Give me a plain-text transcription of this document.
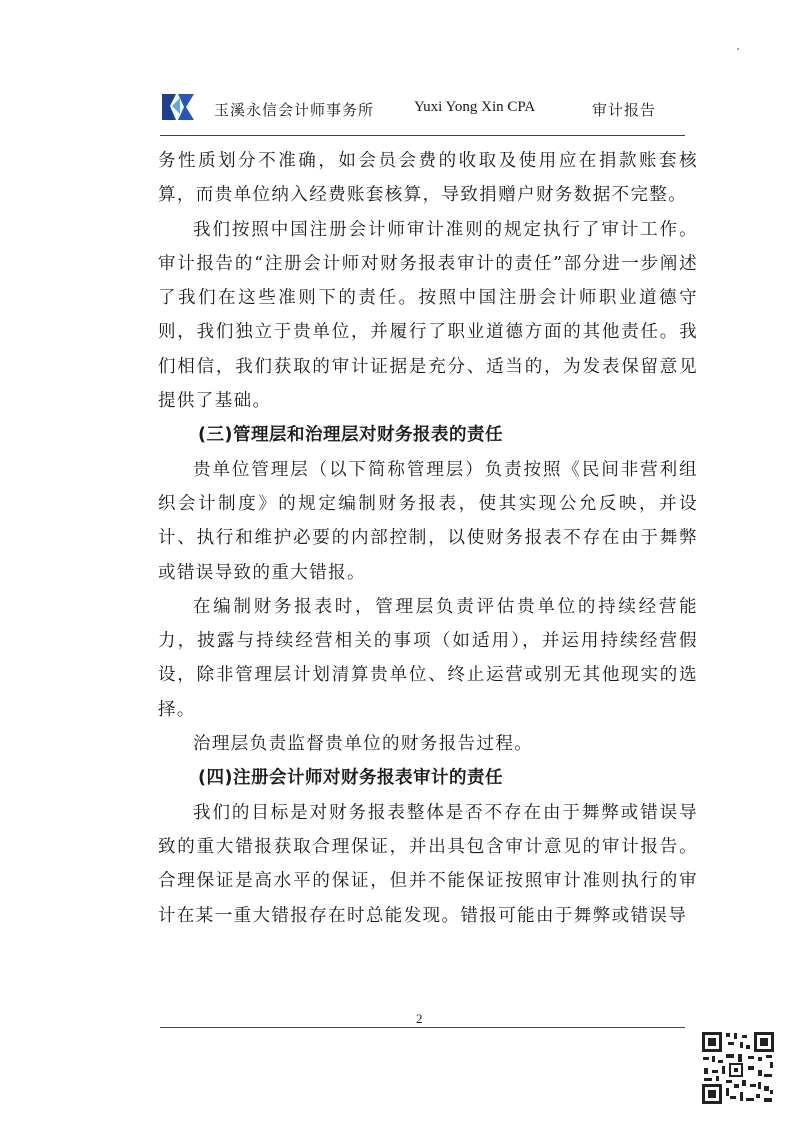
玉溪永信会计师事务所	Yuxi Yong Xin CPA	审计报告

务性质划分不准确，如会员会费的收取及使用应在捐款账套核算，而贵单位纳入经费账套核算，导致捐赠户财务数据不完整。

我们按照中国注册会计师审计准则的规定执行了审计工作。审计报告的“注册会计师对财务报表审计的责任”部分进一步阐述了我们在这些准则下的责任。按照中国注册会计师职业道德守则，我们独立于贵单位，并履行了职业道德方面的其他责任。我们相信，我们获取的审计证据是充分、适当的，为发表保留意见提供了基础。

(三)管理层和治理层对财务报表的责任

贵单位管理层（以下简称管理层）负责按照《民间非营利组织会计制度》的规定编制财务报表，使其实现公允反映，并设计、执行和维护必要的内部控制，以使财务报表不存在由于舞弊或错误导致的重大错报。

在编制财务报表时，管理层负责评估贵单位的持续经营能力，披露与持续经营相关的事项（如适用），并运用持续经营假设，除非管理层计划清算贵单位、终止运营或别无其他现实的选择。

治理层负责监督贵单位的财务报告过程。

(四)注册会计师对财务报表审计的责任

我们的目标是对财务报表整体是否不存在由于舞弊或错误导致的重大错报获取合理保证，并出具包含审计意见的审计报告。合理保证是高水平的保证，但并不能保证按照审计准则执行的审计在某一重大错报存在时总能发现。错报可能由于舞弊或错误导

2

============================================================

The problem
Without the pictures, restate each entry exactly.

Solution for this task
Give me a plain-text transcription of this document.
玉溪永信会计师事务所	Yuxi Yong Xin CPA	审计报告

务性质划分不准确，如会员会费的收取及使用应在捐款账套核算，而贵单位纳入经费账套核算，导致捐赠户财务数据不完整。

我们按照中国注册会计师审计准则的规定执行了审计工作。审计报告的“注册会计师对财务报表审计的责任”部分进一步阐述了我们在这些准则下的责任。按照中国注册会计师职业道德守则，我们独立于贵单位，并履行了职业道德方面的其他责任。我们相信，我们获取的审计证据是充分、适当的，为发表保留意见提供了基础。

(三)管理层和治理层对财务报表的责任

贵单位管理层（以下简称管理层）负责按照《民间非营利组织会计制度》的规定编制财务报表，使其实现公允反映，并设计、执行和维护必要的内部控制，以使财务报表不存在由于舞弊或错误导致的重大错报。

在编制财务报表时，管理层负责评估贵单位的持续经营能力，披露与持续经营相关的事项（如适用），并运用持续经营假设，除非管理层计划清算贵单位、终止运营或别无其他现实的选择。

治理层负责监督贵单位的财务报告过程。

(四)注册会计师对财务报表审计的责任

我们的目标是对财务报表整体是否不存在由于舞弊或错误导致的重大错报获取合理保证，并出具包含审计意见的审计报告。合理保证是高水平的保证，但并不能保证按照审计准则执行的审计在某一重大错报存在时总能发现。错报可能由于舞弊或错误导

2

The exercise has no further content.